# Brief
Filter the entries, keeping every line with the word "from".

── Data ──

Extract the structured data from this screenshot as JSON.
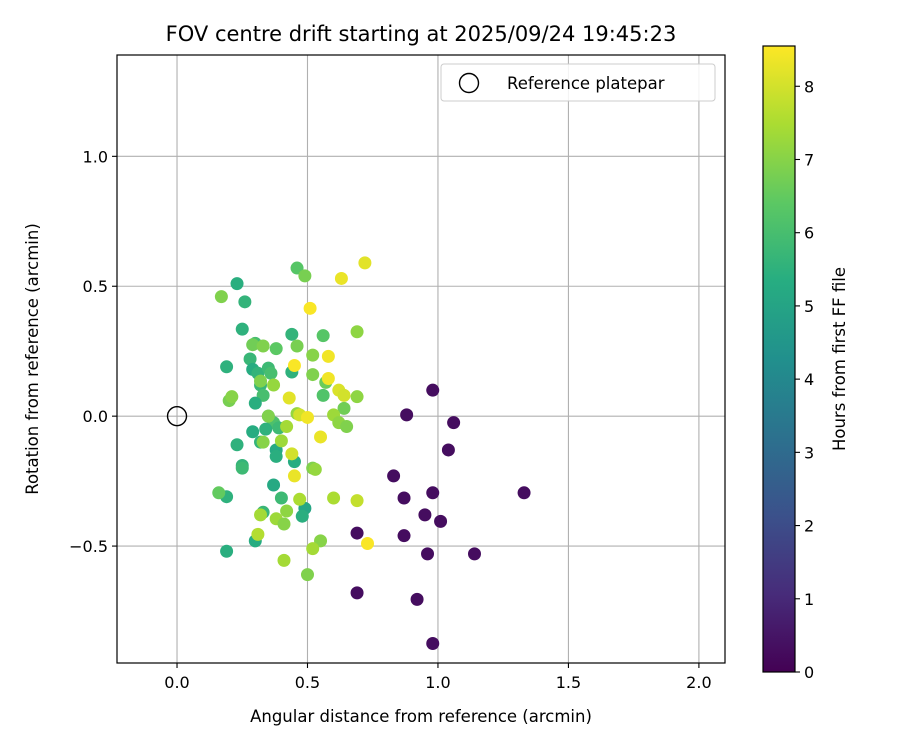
{
  "chart_data": {
    "type": "scatter",
    "title": "FOV centre drift starting at 2025/09/24 19:45:23",
    "xlabel": "Angular distance from reference (arcmin)",
    "ylabel": "Rotation from reference (arcmin)",
    "xlim": [
      -0.23,
      2.1
    ],
    "ylim": [
      -0.95,
      1.39
    ],
    "xticks": [
      0.0,
      0.5,
      1.0,
      1.5,
      2.0
    ],
    "xtick_labels": [
      "0.0",
      "0.5",
      "1.0",
      "1.5",
      "2.0"
    ],
    "yticks": [
      -0.5,
      0.0,
      0.5,
      1.0
    ],
    "ytick_labels": [
      "−0.5",
      "0.0",
      "0.5",
      "1.0"
    ],
    "grid": true,
    "legend": {
      "position": "top-right",
      "label": "Reference platepar"
    },
    "reference_point": {
      "x": 0.0,
      "y": 0.0
    },
    "colorbar": {
      "label": "Hours from first FF file",
      "range": [
        0,
        8.55
      ],
      "ticks": [
        0,
        1,
        2,
        3,
        4,
        5,
        6,
        7,
        8
      ],
      "tick_labels": [
        "0",
        "1",
        "2",
        "3",
        "4",
        "5",
        "6",
        "7",
        "8"
      ],
      "colormap": "viridis"
    },
    "points": [
      {
        "x": 0.98,
        "y": 0.1,
        "c": 0.3
      },
      {
        "x": 0.88,
        "y": 0.005,
        "c": 0.3
      },
      {
        "x": 1.06,
        "y": -0.025,
        "c": 0.3
      },
      {
        "x": 1.04,
        "y": -0.13,
        "c": 0.3
      },
      {
        "x": 0.83,
        "y": -0.23,
        "c": 0.3
      },
      {
        "x": 0.98,
        "y": -0.295,
        "c": 0.3
      },
      {
        "x": 0.87,
        "y": -0.315,
        "c": 0.3
      },
      {
        "x": 1.33,
        "y": -0.295,
        "c": 0.3
      },
      {
        "x": 0.95,
        "y": -0.38,
        "c": 0.3
      },
      {
        "x": 1.01,
        "y": -0.405,
        "c": 0.3
      },
      {
        "x": 0.69,
        "y": -0.45,
        "c": 0.3
      },
      {
        "x": 0.87,
        "y": -0.46,
        "c": 0.3
      },
      {
        "x": 0.96,
        "y": -0.53,
        "c": 0.3
      },
      {
        "x": 1.14,
        "y": -0.53,
        "c": 0.3
      },
      {
        "x": 0.69,
        "y": -0.68,
        "c": 0.3
      },
      {
        "x": 0.92,
        "y": -0.705,
        "c": 0.3
      },
      {
        "x": 0.98,
        "y": -0.875,
        "c": 0.3
      },
      {
        "x": 0.23,
        "y": 0.51,
        "c": 5.4
      },
      {
        "x": 0.26,
        "y": 0.44,
        "c": 5.6
      },
      {
        "x": 0.25,
        "y": 0.335,
        "c": 5.5
      },
      {
        "x": 0.44,
        "y": 0.315,
        "c": 5.6
      },
      {
        "x": 0.3,
        "y": 0.28,
        "c": 6.0
      },
      {
        "x": 0.28,
        "y": 0.22,
        "c": 5.7
      },
      {
        "x": 0.19,
        "y": 0.19,
        "c": 5.5
      },
      {
        "x": 0.29,
        "y": 0.18,
        "c": 5.3
      },
      {
        "x": 0.31,
        "y": 0.165,
        "c": 5.6
      },
      {
        "x": 0.35,
        "y": 0.185,
        "c": 5.8
      },
      {
        "x": 0.36,
        "y": 0.165,
        "c": 6.0
      },
      {
        "x": 0.44,
        "y": 0.17,
        "c": 5.5
      },
      {
        "x": 0.32,
        "y": 0.12,
        "c": 5.7
      },
      {
        "x": 0.33,
        "y": 0.08,
        "c": 6.0
      },
      {
        "x": 0.3,
        "y": 0.05,
        "c": 5.4
      },
      {
        "x": 0.35,
        "y": 0.0,
        "c": 5.9
      },
      {
        "x": 0.37,
        "y": -0.025,
        "c": 6.1
      },
      {
        "x": 0.29,
        "y": -0.06,
        "c": 5.3
      },
      {
        "x": 0.34,
        "y": -0.05,
        "c": 5.5
      },
      {
        "x": 0.39,
        "y": -0.045,
        "c": 5.8
      },
      {
        "x": 0.32,
        "y": -0.1,
        "c": 5.6
      },
      {
        "x": 0.23,
        "y": -0.11,
        "c": 5.5
      },
      {
        "x": 0.38,
        "y": -0.13,
        "c": 5.2
      },
      {
        "x": 0.38,
        "y": -0.155,
        "c": 5.4
      },
      {
        "x": 0.45,
        "y": -0.175,
        "c": 5.3
      },
      {
        "x": 0.25,
        "y": -0.19,
        "c": 5.6
      },
      {
        "x": 0.25,
        "y": -0.2,
        "c": 5.8
      },
      {
        "x": 0.37,
        "y": -0.265,
        "c": 5.2
      },
      {
        "x": 0.19,
        "y": -0.31,
        "c": 5.5
      },
      {
        "x": 0.4,
        "y": -0.315,
        "c": 5.8
      },
      {
        "x": 0.33,
        "y": -0.37,
        "c": 5.7
      },
      {
        "x": 0.49,
        "y": -0.355,
        "c": 5.1
      },
      {
        "x": 0.48,
        "y": -0.385,
        "c": 5.4
      },
      {
        "x": 0.3,
        "y": -0.48,
        "c": 5.3
      },
      {
        "x": 0.19,
        "y": -0.52,
        "c": 5.4
      },
      {
        "x": 0.46,
        "y": 0.57,
        "c": 6.3
      },
      {
        "x": 0.49,
        "y": 0.54,
        "c": 6.8
      },
      {
        "x": 0.17,
        "y": 0.46,
        "c": 6.9
      },
      {
        "x": 0.56,
        "y": 0.31,
        "c": 6.3
      },
      {
        "x": 0.69,
        "y": 0.325,
        "c": 7.1
      },
      {
        "x": 0.29,
        "y": 0.275,
        "c": 6.7
      },
      {
        "x": 0.33,
        "y": 0.27,
        "c": 6.9
      },
      {
        "x": 0.38,
        "y": 0.26,
        "c": 6.4
      },
      {
        "x": 0.46,
        "y": 0.27,
        "c": 6.8
      },
      {
        "x": 0.52,
        "y": 0.235,
        "c": 7.0
      },
      {
        "x": 0.52,
        "y": 0.16,
        "c": 6.9
      },
      {
        "x": 0.57,
        "y": 0.13,
        "c": 6.6
      },
      {
        "x": 0.37,
        "y": 0.12,
        "c": 7.2
      },
      {
        "x": 0.32,
        "y": 0.135,
        "c": 6.9
      },
      {
        "x": 0.56,
        "y": 0.08,
        "c": 6.2
      },
      {
        "x": 0.69,
        "y": 0.075,
        "c": 7.1
      },
      {
        "x": 0.2,
        "y": 0.06,
        "c": 6.8
      },
      {
        "x": 0.21,
        "y": 0.075,
        "c": 7.0
      },
      {
        "x": 0.64,
        "y": 0.03,
        "c": 6.7
      },
      {
        "x": 0.46,
        "y": 0.01,
        "c": 7.2
      },
      {
        "x": 0.35,
        "y": 0.0,
        "c": 6.9
      },
      {
        "x": 0.6,
        "y": 0.005,
        "c": 7.3
      },
      {
        "x": 0.62,
        "y": -0.025,
        "c": 7.1
      },
      {
        "x": 0.42,
        "y": -0.04,
        "c": 7.4
      },
      {
        "x": 0.65,
        "y": -0.04,
        "c": 6.9
      },
      {
        "x": 0.33,
        "y": -0.1,
        "c": 7.0
      },
      {
        "x": 0.4,
        "y": -0.095,
        "c": 7.3
      },
      {
        "x": 0.52,
        "y": -0.2,
        "c": 6.9
      },
      {
        "x": 0.53,
        "y": -0.205,
        "c": 7.2
      },
      {
        "x": 0.16,
        "y": -0.295,
        "c": 6.5
      },
      {
        "x": 0.47,
        "y": -0.32,
        "c": 7.5
      },
      {
        "x": 0.6,
        "y": -0.315,
        "c": 7.5
      },
      {
        "x": 0.42,
        "y": -0.365,
        "c": 7.1
      },
      {
        "x": 0.32,
        "y": -0.38,
        "c": 7.4
      },
      {
        "x": 0.38,
        "y": -0.395,
        "c": 7.3
      },
      {
        "x": 0.41,
        "y": -0.415,
        "c": 7.0
      },
      {
        "x": 0.69,
        "y": -0.325,
        "c": 7.8
      },
      {
        "x": 0.31,
        "y": -0.455,
        "c": 7.6
      },
      {
        "x": 0.55,
        "y": -0.48,
        "c": 7.0
      },
      {
        "x": 0.52,
        "y": -0.51,
        "c": 7.4
      },
      {
        "x": 0.41,
        "y": -0.555,
        "c": 7.4
      },
      {
        "x": 0.5,
        "y": -0.61,
        "c": 6.9
      },
      {
        "x": 0.72,
        "y": 0.59,
        "c": 8.2
      },
      {
        "x": 0.63,
        "y": 0.53,
        "c": 8.3
      },
      {
        "x": 0.51,
        "y": 0.415,
        "c": 8.5
      },
      {
        "x": 0.58,
        "y": 0.23,
        "c": 8.4
      },
      {
        "x": 0.45,
        "y": 0.195,
        "c": 8.5
      },
      {
        "x": 0.58,
        "y": 0.145,
        "c": 8.4
      },
      {
        "x": 0.62,
        "y": 0.1,
        "c": 8.1
      },
      {
        "x": 0.64,
        "y": 0.08,
        "c": 8.0
      },
      {
        "x": 0.43,
        "y": 0.07,
        "c": 8.2
      },
      {
        "x": 0.47,
        "y": 0.005,
        "c": 8.0
      },
      {
        "x": 0.5,
        "y": -0.005,
        "c": 8.4
      },
      {
        "x": 0.55,
        "y": -0.08,
        "c": 8.3
      },
      {
        "x": 0.44,
        "y": -0.145,
        "c": 8.0
      },
      {
        "x": 0.45,
        "y": -0.23,
        "c": 8.3
      },
      {
        "x": 0.73,
        "y": -0.49,
        "c": 8.5
      }
    ]
  },
  "colors": {
    "axis": "#000000",
    "grid": "#b0b0b0",
    "legend_border": "#cccccc"
  }
}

───

# Final result
Extract the structured data from this screenshot as JSON.
    "xlabel": "Angular distance from reference (arcmin)",
    "ylabel": "Rotation from reference (arcmin)",
      "label": "Hours from first FF file",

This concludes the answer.